**MATERIAL PROVIDED**

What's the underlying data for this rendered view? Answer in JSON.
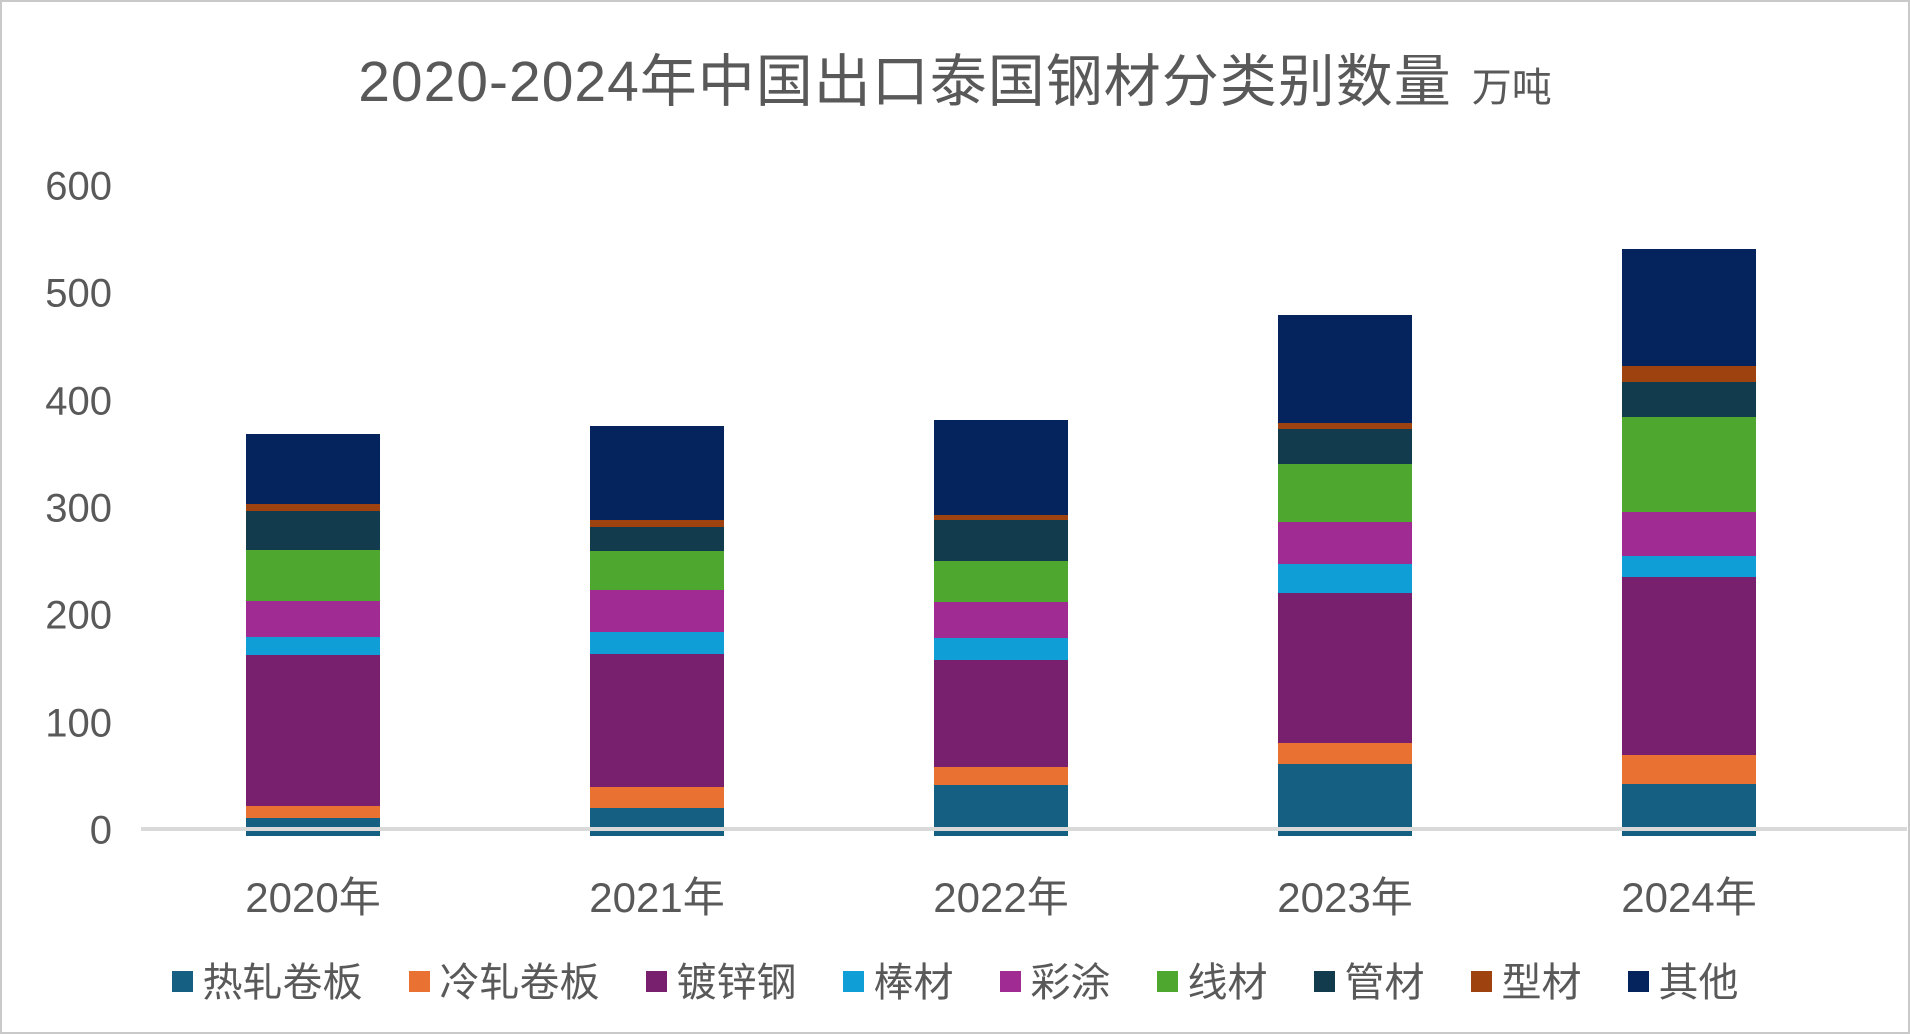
{
  "title": {
    "main": "2020-2024年中国出口泰国钢材分类别数量",
    "unit": "万吨"
  },
  "chart_data": {
    "type": "bar",
    "stacked": true,
    "title": "2020-2024年中国出口泰国钢材分类别数量",
    "unit_label": "万吨",
    "categories": [
      "2020年",
      "2021年",
      "2022年",
      "2023年",
      "2024年"
    ],
    "series": [
      {
        "name": "热轧卷板",
        "color": "#156082",
        "values": [
          7,
          16,
          37,
          57,
          38
        ]
      },
      {
        "name": "冷轧卷板",
        "color": "#E97132",
        "values": [
          11,
          19,
          17,
          19,
          27
        ]
      },
      {
        "name": "镀锌钢",
        "color": "#78206E",
        "values": [
          140,
          124,
          100,
          140,
          166
        ]
      },
      {
        "name": "棒材",
        "color": "#0F9ED5",
        "values": [
          17,
          21,
          20,
          27,
          20
        ]
      },
      {
        "name": "彩涂",
        "color": "#A02B93",
        "values": [
          34,
          39,
          34,
          39,
          41
        ]
      },
      {
        "name": "线材",
        "color": "#4EA72E",
        "values": [
          47,
          36,
          38,
          54,
          88
        ]
      },
      {
        "name": "管材",
        "color": "#123C4D",
        "values": [
          37,
          23,
          38,
          33,
          33
        ]
      },
      {
        "name": "型材",
        "color": "#9E4310",
        "values": [
          6,
          6,
          5,
          6,
          15
        ]
      },
      {
        "name": "其他",
        "color": "#05235C",
        "values": [
          65,
          88,
          88,
          100,
          109
        ]
      }
    ],
    "totals": [
      364,
      372,
      377,
      475,
      537
    ],
    "y_ticks": [
      0,
      100,
      200,
      300,
      400,
      500,
      600
    ],
    "ylim": [
      0,
      600
    ],
    "grid": false,
    "legend_position": "bottom",
    "axis_line_color": "#D9D9D9",
    "text_color": "#595959"
  }
}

**STATED PROBLEM**
Report how many lines hold the string "name", giving the number and nothing else.

**TASK SOLUTION**
9